GOAL ::
Collect all lines from the listing that include the string "title".

RECORDED INFORMATION ::
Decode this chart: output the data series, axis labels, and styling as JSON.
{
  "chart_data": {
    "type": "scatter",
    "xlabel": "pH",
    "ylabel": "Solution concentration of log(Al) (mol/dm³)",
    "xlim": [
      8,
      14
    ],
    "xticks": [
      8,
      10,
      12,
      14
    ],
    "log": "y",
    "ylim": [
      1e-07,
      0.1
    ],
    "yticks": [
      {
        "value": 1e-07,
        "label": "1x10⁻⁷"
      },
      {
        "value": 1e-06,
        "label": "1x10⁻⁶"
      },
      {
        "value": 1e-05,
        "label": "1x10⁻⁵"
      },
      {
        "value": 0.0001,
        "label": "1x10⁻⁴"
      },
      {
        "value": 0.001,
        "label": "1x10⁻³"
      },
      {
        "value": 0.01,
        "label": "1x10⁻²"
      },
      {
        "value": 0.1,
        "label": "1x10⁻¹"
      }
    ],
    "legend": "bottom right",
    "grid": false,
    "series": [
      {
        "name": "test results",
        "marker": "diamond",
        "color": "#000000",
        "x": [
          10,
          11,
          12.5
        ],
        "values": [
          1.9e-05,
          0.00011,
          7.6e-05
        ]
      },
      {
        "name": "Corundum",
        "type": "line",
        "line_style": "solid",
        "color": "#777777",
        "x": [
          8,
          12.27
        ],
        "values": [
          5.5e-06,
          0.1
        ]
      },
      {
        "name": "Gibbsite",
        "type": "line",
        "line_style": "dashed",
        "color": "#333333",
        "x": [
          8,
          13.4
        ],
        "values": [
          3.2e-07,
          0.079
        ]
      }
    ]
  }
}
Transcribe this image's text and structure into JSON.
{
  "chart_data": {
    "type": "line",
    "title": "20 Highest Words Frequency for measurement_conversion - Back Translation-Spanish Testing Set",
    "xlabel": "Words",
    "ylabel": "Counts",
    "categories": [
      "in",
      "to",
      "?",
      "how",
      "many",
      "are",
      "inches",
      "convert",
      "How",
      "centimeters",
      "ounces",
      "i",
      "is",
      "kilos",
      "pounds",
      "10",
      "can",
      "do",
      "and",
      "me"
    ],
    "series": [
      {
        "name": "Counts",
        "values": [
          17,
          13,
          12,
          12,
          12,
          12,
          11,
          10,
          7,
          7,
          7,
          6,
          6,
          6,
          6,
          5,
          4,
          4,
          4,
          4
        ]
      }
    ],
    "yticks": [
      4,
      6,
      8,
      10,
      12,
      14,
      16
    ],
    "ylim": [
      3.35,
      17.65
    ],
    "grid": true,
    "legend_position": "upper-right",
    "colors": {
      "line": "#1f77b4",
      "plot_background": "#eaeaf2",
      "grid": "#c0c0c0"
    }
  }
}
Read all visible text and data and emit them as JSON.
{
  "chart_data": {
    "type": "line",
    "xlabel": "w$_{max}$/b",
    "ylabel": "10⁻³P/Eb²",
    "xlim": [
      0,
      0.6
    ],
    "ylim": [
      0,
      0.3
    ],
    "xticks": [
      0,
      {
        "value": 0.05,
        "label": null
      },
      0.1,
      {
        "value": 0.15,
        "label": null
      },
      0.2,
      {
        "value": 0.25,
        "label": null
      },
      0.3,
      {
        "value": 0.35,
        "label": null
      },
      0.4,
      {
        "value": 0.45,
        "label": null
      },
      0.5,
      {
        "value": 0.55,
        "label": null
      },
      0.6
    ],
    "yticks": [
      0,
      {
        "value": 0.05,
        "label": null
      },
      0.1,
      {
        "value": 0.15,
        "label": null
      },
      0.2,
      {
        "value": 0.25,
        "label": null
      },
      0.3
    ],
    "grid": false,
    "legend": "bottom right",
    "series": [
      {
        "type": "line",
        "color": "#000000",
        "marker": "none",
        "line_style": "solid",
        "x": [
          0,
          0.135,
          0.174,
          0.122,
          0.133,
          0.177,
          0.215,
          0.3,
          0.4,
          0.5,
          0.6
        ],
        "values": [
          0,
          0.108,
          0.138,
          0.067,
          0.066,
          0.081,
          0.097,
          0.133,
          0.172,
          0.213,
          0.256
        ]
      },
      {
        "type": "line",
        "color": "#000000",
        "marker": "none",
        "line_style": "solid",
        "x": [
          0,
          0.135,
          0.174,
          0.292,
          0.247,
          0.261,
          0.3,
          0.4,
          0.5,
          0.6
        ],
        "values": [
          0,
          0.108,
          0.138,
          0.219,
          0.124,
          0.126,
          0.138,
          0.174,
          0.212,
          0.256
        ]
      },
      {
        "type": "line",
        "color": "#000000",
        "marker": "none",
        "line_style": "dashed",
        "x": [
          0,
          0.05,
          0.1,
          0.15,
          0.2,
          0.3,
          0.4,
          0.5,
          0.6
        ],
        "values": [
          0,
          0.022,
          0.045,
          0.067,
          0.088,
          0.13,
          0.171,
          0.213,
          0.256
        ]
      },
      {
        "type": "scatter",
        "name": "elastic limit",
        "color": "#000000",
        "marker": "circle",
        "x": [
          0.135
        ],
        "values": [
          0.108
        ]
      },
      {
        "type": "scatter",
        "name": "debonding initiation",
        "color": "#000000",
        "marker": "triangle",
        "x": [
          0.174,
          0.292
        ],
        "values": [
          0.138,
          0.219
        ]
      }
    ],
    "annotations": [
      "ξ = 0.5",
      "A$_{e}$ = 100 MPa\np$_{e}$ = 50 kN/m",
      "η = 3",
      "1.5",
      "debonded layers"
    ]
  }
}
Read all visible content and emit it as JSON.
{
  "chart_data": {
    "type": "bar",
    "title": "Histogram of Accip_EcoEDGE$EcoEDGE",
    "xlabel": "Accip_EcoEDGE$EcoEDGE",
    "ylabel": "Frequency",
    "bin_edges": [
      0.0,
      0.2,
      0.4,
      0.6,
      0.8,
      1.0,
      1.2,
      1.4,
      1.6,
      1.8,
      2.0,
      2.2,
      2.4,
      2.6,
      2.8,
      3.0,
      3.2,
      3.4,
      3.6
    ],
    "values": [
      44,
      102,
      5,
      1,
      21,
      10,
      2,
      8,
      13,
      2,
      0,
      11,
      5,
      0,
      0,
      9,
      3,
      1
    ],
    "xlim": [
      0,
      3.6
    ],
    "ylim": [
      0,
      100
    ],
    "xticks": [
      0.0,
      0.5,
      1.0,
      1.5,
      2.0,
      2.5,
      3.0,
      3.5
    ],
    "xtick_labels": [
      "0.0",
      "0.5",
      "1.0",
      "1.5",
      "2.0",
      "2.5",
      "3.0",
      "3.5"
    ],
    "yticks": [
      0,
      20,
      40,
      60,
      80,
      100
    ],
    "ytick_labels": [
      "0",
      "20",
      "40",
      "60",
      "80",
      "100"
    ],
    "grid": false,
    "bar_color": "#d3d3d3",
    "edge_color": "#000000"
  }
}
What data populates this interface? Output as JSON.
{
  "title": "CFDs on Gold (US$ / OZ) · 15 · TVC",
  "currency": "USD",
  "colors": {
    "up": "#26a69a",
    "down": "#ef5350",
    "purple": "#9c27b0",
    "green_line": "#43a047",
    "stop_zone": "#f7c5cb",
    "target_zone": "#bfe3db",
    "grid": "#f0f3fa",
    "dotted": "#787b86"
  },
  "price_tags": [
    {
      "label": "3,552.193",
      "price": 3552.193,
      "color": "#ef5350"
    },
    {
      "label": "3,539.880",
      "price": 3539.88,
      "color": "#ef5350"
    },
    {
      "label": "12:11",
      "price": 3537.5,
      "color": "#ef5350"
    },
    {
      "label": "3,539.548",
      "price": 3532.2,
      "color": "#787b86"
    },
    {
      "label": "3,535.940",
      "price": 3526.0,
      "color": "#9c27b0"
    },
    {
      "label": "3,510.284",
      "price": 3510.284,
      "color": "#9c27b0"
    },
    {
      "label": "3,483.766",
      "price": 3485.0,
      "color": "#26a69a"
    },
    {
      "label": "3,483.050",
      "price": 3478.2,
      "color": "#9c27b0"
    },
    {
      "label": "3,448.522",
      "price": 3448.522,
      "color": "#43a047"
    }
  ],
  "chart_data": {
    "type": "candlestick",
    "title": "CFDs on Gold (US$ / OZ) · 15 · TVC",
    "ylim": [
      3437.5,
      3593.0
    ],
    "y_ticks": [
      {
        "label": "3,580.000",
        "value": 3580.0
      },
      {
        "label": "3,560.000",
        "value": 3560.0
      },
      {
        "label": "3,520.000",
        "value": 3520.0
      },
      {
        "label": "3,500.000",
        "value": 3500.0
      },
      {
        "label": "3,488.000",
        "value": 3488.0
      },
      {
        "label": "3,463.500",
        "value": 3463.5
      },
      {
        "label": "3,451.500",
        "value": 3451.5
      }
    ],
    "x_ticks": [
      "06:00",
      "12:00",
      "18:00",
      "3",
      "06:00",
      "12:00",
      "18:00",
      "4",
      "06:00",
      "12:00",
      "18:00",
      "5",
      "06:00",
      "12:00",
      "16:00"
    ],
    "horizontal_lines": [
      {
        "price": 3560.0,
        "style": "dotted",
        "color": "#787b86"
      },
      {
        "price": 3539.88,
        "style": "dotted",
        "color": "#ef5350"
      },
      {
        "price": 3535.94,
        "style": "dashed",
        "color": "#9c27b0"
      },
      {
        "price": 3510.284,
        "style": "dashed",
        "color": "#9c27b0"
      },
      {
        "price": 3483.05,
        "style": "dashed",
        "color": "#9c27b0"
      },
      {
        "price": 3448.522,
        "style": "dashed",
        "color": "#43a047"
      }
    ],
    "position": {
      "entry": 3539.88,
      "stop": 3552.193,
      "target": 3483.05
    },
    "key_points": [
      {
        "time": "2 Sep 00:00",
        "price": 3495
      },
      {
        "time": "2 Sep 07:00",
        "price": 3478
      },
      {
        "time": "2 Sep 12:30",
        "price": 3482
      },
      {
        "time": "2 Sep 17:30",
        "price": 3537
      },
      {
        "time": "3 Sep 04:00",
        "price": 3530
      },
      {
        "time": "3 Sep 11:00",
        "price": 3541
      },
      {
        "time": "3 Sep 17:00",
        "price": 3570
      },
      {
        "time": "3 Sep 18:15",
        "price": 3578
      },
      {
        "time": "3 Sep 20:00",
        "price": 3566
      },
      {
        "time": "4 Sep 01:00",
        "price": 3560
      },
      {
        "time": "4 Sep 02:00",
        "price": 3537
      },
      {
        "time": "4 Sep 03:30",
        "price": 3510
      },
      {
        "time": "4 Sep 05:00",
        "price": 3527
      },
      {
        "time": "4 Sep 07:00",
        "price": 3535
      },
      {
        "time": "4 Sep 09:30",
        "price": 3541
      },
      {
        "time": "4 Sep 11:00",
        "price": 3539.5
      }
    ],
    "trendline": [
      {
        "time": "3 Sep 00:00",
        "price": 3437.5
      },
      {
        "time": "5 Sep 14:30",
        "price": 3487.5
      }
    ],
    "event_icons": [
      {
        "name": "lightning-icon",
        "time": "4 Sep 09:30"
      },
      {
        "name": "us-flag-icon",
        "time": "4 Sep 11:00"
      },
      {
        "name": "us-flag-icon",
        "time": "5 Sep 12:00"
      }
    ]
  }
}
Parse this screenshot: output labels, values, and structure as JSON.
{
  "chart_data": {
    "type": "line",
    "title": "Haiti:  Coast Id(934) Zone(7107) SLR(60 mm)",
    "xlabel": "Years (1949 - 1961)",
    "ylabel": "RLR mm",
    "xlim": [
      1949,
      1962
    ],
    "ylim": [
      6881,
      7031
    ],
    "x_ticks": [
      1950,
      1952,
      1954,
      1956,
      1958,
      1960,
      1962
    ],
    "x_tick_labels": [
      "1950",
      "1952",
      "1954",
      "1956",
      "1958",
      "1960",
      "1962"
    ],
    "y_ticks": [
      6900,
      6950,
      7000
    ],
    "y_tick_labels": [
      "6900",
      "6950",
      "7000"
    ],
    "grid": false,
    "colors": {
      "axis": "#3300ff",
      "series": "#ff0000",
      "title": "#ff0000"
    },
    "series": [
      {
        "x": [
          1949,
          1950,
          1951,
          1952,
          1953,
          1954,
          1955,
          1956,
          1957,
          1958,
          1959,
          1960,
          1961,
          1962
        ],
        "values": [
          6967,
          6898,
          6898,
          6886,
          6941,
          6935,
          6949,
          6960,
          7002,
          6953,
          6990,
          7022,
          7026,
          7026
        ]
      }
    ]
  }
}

THE RESULT ::
    "title": "20 Highest Words Frequency for measurement_conversion - Back Translation-Spanish Testing Set",
    "title": "Histogram of Accip_EcoEDGE$EcoEDGE",
  "title": "CFDs on Gold (US$ / OZ) · 15 · TVC",
    "title": "CFDs on Gold (US$ / OZ) · 15 · TVC",
    "title": "Haiti:  Coast Id(934) Zone(7107) SLR(60 mm)",
      "title": "#ff0000"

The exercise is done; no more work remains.